### [Work to complete]
Copy out all lines where "this" appears.
>>>>
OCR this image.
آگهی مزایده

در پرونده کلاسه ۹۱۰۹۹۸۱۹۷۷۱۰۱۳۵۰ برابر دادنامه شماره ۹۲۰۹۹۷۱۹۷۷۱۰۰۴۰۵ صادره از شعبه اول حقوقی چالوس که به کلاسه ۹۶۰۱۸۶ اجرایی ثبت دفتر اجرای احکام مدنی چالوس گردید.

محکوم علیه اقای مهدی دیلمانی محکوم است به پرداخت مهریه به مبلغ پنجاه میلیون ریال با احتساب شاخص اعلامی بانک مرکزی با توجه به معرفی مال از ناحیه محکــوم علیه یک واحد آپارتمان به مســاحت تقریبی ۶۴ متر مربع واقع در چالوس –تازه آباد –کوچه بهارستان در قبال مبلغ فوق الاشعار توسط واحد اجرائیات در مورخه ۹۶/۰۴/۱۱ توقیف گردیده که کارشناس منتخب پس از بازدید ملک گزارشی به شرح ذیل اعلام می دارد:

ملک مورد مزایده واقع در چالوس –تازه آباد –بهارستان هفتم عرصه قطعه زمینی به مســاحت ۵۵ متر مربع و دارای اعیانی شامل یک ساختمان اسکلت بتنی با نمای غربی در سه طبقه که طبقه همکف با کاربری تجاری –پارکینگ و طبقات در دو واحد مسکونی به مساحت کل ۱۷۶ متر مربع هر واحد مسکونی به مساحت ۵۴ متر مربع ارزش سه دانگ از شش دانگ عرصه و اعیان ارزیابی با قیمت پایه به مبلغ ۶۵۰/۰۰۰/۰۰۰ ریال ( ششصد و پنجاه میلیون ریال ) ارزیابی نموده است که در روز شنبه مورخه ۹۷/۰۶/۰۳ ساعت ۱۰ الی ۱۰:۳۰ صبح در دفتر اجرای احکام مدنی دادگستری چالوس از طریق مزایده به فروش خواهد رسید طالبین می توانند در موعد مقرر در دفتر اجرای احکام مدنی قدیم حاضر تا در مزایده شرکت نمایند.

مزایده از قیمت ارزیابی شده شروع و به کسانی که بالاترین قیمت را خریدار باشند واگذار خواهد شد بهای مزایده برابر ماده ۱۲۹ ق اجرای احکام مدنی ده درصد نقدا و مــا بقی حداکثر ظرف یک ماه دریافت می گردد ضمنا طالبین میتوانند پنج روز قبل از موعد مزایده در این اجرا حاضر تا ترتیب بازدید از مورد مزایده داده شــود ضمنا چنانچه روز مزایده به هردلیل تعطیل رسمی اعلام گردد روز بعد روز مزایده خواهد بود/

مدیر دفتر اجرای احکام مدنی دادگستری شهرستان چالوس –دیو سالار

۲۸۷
<<<<
>>>>
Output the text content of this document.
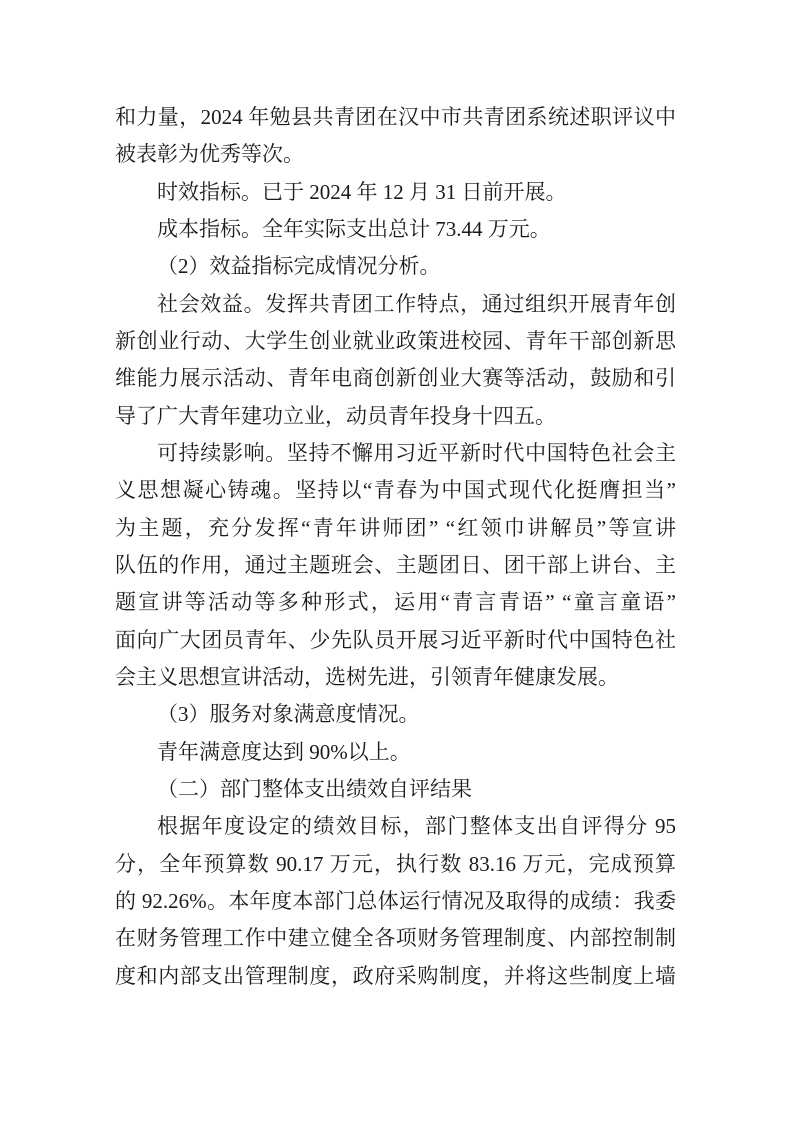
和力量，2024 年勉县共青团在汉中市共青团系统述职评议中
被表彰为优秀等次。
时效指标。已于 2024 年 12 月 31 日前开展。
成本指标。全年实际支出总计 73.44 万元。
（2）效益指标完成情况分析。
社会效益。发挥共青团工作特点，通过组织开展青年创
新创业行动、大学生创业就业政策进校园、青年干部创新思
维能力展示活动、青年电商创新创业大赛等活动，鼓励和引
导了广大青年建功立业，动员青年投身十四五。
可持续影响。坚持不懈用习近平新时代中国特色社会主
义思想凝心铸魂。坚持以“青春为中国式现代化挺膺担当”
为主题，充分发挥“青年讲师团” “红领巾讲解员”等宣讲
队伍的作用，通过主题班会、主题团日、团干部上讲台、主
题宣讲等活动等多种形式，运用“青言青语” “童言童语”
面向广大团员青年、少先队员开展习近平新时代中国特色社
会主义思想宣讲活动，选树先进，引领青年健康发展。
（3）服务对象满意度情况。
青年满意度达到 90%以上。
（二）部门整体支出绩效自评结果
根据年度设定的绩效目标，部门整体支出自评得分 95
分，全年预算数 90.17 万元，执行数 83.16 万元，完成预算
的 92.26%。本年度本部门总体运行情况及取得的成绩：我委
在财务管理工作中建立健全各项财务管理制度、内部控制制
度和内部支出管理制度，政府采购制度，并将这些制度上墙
<<<<
### [Output below]
OCR this image.
Output the text content of this document.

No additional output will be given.